QUOTED PASSAGE –
----------------

Scalable Enterprise Gateway

Description

Recently I’ve monitored EG cannot handle concurrent 30 kernel start requests. Here’s the itest code.

    def scale_test(kernelspec, example_code, _):
        """test function for scalability test"""
        res = True
        gateway_client = GatewayClient()

        kernel = None
        try:
            # scalability test is a kind of stress test, so expand launch_timeout to our service request timeout.
            kernel = gateway_client.start_kernel(kernelspec)
            if example_code:
                res = kernel.execute(example_code)
        finally:
            if kernel is not None:
                gateway_client.shutdown_kernel(kernel)

        return res

    class TestScale(unittest.TestCase):
        def _scale_test(self, spec, test_max_scale):
            LOG.info('Spawn {} {} kernels'.format(test_max_scale, spec))
            example_code = []
            example_code.append('print("Hello World")')

            with Pool(processes=test_max_scale) as pool:
                children = []
                for i in range(test_max_scale):
                    children.append(pool.apply_async(scale_test,
                                                     (self.KERNELSPECS[spec],
                                                      example_code,
                                                      i)))

                test_results = [child.get() for child in children]

            for result in test_results:
                self.assertRegexpMatches(result, "Hello World")

----------------

Reproduce the part of the scalable Enterprise Gateway post that begins at the words "kernel = None" and stops after "kernel = gateway_client.start_kernel(kernelspec)".

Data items
----------------

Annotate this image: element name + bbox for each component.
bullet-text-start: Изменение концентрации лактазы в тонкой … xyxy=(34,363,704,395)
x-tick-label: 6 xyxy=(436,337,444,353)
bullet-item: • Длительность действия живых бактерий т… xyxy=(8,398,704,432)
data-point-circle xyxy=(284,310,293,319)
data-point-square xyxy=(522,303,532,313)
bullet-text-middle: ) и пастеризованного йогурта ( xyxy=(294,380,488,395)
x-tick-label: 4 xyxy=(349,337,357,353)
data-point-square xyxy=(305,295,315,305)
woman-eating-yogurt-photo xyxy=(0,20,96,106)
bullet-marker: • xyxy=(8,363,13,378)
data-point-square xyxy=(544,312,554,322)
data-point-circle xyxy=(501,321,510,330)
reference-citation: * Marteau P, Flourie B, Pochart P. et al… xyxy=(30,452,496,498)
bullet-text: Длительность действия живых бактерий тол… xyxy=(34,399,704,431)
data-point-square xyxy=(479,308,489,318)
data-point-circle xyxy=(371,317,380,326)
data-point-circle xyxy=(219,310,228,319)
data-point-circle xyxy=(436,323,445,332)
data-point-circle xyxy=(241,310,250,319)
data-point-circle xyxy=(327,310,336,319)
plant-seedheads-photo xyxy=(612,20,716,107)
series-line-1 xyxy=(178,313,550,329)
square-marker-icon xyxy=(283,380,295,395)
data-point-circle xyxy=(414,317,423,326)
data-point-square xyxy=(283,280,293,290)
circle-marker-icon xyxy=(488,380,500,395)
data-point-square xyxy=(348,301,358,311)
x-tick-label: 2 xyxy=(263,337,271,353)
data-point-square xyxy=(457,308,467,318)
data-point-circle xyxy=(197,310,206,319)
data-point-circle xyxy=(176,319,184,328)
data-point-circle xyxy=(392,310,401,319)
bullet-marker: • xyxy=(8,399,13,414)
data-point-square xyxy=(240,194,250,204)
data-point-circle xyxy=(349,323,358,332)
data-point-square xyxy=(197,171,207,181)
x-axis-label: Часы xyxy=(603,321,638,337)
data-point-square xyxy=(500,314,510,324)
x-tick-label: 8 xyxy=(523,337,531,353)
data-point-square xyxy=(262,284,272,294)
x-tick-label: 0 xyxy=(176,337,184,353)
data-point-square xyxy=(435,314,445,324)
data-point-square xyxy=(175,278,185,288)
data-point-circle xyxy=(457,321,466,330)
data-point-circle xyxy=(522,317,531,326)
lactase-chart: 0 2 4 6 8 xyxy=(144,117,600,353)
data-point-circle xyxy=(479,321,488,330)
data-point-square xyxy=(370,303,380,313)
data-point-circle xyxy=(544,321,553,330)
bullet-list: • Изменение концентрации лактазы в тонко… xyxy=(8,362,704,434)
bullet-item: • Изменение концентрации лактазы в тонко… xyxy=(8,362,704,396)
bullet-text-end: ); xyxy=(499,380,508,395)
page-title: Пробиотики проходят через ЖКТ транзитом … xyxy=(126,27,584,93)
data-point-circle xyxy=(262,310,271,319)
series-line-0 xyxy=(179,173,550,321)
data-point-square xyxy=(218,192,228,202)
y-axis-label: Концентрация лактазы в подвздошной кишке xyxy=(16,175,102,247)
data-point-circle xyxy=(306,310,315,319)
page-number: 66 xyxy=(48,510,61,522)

----------------

ANSWER TO THE PROBLEM –
kernel = None
        try:
            # scalability test is a kind of stress test, so expand launch_timeout to our service request timeout.
            kernel = gateway_client.start_kernel(kernelspec)